§ Work to do
Go through the material and write it all out exactly, minus the pictures.

§ Exercise inputs
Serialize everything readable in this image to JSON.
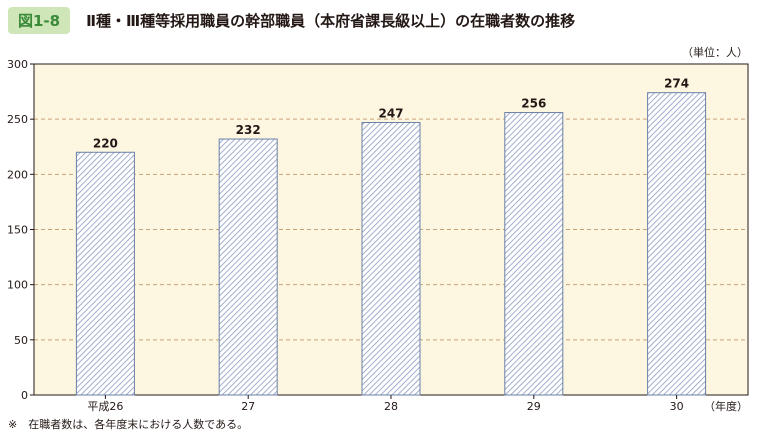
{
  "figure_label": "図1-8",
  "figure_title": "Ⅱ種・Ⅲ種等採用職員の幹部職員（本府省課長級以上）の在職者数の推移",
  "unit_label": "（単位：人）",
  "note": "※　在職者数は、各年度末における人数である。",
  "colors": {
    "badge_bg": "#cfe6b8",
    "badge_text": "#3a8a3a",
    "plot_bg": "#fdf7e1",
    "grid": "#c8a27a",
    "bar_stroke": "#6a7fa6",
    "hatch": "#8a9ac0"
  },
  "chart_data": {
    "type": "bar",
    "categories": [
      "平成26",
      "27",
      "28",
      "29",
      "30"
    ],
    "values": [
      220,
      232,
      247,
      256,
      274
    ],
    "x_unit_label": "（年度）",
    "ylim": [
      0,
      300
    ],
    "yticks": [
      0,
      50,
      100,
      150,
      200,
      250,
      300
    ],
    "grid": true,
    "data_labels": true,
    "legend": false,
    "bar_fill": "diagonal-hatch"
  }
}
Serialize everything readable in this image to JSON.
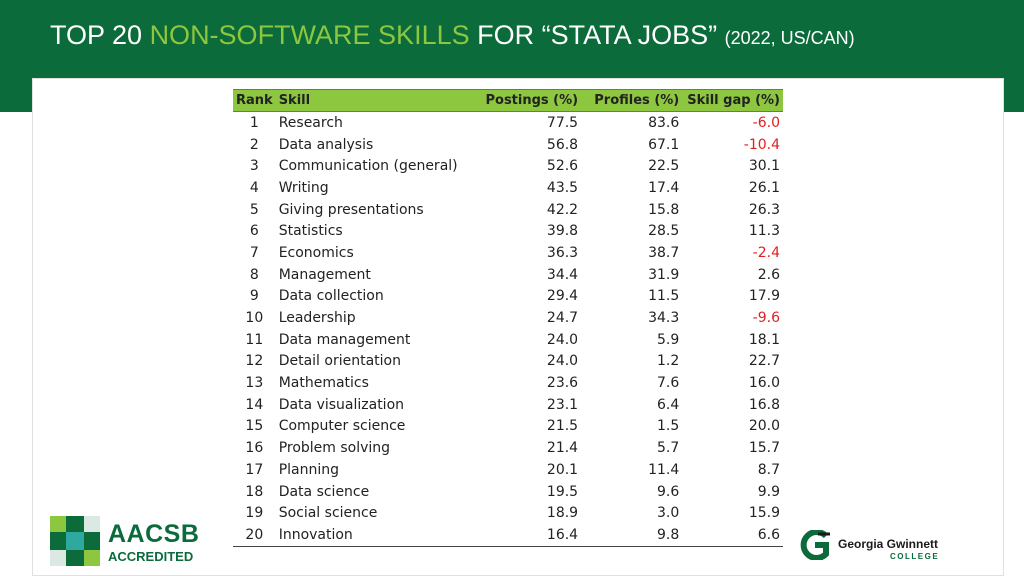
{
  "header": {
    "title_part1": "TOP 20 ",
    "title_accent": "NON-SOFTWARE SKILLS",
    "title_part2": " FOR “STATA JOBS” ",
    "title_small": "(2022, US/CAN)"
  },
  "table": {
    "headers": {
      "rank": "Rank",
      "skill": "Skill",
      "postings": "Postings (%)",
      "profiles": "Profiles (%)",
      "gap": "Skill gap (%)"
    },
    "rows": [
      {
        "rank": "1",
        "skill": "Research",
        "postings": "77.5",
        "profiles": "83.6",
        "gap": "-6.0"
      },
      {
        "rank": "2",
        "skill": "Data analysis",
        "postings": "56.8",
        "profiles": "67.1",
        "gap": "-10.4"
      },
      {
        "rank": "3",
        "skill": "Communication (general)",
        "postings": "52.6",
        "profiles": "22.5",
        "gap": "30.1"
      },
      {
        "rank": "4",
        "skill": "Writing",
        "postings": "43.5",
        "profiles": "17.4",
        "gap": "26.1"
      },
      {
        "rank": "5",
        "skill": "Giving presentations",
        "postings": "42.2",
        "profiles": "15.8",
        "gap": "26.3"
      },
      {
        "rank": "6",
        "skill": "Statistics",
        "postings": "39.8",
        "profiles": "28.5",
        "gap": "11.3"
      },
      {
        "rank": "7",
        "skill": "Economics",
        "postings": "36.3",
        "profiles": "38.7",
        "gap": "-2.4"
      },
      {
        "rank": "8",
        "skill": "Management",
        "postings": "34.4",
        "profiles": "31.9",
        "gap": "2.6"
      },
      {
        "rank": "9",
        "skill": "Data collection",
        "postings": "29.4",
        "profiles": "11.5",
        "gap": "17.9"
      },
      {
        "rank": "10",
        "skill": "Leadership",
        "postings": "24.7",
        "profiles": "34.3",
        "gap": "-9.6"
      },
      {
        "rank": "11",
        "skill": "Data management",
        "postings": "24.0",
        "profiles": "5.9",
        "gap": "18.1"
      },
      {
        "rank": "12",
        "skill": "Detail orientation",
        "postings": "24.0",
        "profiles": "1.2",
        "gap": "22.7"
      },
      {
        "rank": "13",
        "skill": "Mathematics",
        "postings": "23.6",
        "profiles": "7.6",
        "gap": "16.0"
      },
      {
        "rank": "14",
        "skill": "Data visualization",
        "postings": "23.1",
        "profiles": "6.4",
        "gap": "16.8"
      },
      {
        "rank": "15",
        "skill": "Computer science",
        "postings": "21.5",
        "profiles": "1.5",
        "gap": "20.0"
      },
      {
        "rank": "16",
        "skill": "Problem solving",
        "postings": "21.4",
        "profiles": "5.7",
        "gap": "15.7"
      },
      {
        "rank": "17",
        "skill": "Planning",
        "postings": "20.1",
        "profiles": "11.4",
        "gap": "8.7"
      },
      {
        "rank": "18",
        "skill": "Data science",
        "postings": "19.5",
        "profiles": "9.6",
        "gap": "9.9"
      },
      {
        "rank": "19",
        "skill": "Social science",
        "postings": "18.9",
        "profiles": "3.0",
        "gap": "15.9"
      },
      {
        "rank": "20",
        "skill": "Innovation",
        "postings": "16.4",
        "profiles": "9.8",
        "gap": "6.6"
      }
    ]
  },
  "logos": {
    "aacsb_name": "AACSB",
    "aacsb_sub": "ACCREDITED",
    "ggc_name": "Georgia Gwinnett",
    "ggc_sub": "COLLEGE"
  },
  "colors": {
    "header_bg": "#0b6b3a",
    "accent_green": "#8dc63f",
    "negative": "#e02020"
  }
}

§ Task response
Serialize everything readable in this image to JSON.
{
  "figure_label": "図1-8",
  "figure_title": "Ⅱ種・Ⅲ種等採用職員の幹部職員（本府省課長級以上）の在職者数の推移",
  "unit_label": "（単位：人）",
  "note": "※　在職者数は、各年度末における人数である。",
  "colors": {
    "badge_bg": "#cfe6b8",
    "badge_text": "#3a8a3a",
    "plot_bg": "#fdf7e1",
    "grid": "#c8a27a",
    "bar_stroke": "#6a7fa6",
    "hatch": "#8a9ac0"
  },
  "chart_data": {
    "type": "bar",
    "categories": [
      "平成26",
      "27",
      "28",
      "29",
      "30"
    ],
    "values": [
      220,
      232,
      247,
      256,
      274
    ],
    "x_unit_label": "（年度）",
    "ylim": [
      0,
      300
    ],
    "yticks": [
      0,
      50,
      100,
      150,
      200,
      250,
      300
    ],
    "grid": true,
    "data_labels": true,
    "legend": false,
    "bar_fill": "diagonal-hatch"
  }
}
Serialize everything readable in this image to JSON.
{
  "header": {
    "title_part1": "TOP 20 ",
    "title_accent": "NON-SOFTWARE SKILLS",
    "title_part2": " FOR “STATA JOBS” ",
    "title_small": "(2022, US/CAN)"
  },
  "table": {
    "headers": {
      "rank": "Rank",
      "skill": "Skill",
      "postings": "Postings (%)",
      "profiles": "Profiles (%)",
      "gap": "Skill gap (%)"
    },
    "rows": [
      {
        "rank": "1",
        "skill": "Research",
        "postings": "77.5",
        "profiles": "83.6",
        "gap": "-6.0"
      },
      {
        "rank": "2",
        "skill": "Data analysis",
        "postings": "56.8",
        "profiles": "67.1",
        "gap": "-10.4"
      },
      {
        "rank": "3",
        "skill": "Communication (general)",
        "postings": "52.6",
        "profiles": "22.5",
        "gap": "30.1"
      },
      {
        "rank": "4",
        "skill": "Writing",
        "postings": "43.5",
        "profiles": "17.4",
        "gap": "26.1"
      },
      {
        "rank": "5",
        "skill": "Giving presentations",
        "postings": "42.2",
        "profiles": "15.8",
        "gap": "26.3"
      },
      {
        "rank": "6",
        "skill": "Statistics",
        "postings": "39.8",
        "profiles": "28.5",
        "gap": "11.3"
      },
      {
        "rank": "7",
        "skill": "Economics",
        "postings": "36.3",
        "profiles": "38.7",
        "gap": "-2.4"
      },
      {
        "rank": "8",
        "skill": "Management",
        "postings": "34.4",
        "profiles": "31.9",
        "gap": "2.6"
      },
      {
        "rank": "9",
        "skill": "Data collection",
        "postings": "29.4",
        "profiles": "11.5",
        "gap": "17.9"
      },
      {
        "rank": "10",
        "skill": "Leadership",
        "postings": "24.7",
        "profiles": "34.3",
        "gap": "-9.6"
      },
      {
        "rank": "11",
        "skill": "Data management",
        "postings": "24.0",
        "profiles": "5.9",
        "gap": "18.1"
      },
      {
        "rank": "12",
        "skill": "Detail orientation",
        "postings": "24.0",
        "profiles": "1.2",
        "gap": "22.7"
      },
      {
        "rank": "13",
        "skill": "Mathematics",
        "postings": "23.6",
        "profiles": "7.6",
        "gap": "16.0"
      },
      {
        "rank": "14",
        "skill": "Data visualization",
        "postings": "23.1",
        "profiles": "6.4",
        "gap": "16.8"
      },
      {
        "rank": "15",
        "skill": "Computer science",
        "postings": "21.5",
        "profiles": "1.5",
        "gap": "20.0"
      },
      {
        "rank": "16",
        "skill": "Problem solving",
        "postings": "21.4",
        "profiles": "5.7",
        "gap": "15.7"
      },
      {
        "rank": "17",
        "skill": "Planning",
        "postings": "20.1",
        "profiles": "11.4",
        "gap": "8.7"
      },
      {
        "rank": "18",
        "skill": "Data science",
        "postings": "19.5",
        "profiles": "9.6",
        "gap": "9.9"
      },
      {
        "rank": "19",
        "skill": "Social science",
        "postings": "18.9",
        "profiles": "3.0",
        "gap": "15.9"
      },
      {
        "rank": "20",
        "skill": "Innovation",
        "postings": "16.4",
        "profiles": "9.8",
        "gap": "6.6"
      }
    ]
  },
  "logos": {
    "aacsb_name": "AACSB",
    "aacsb_sub": "ACCREDITED",
    "ggc_name": "Georgia Gwinnett",
    "ggc_sub": "COLLEGE"
  },
  "colors": {
    "header_bg": "#0b6b3a",
    "accent_green": "#8dc63f",
    "negative": "#e02020"
  }
}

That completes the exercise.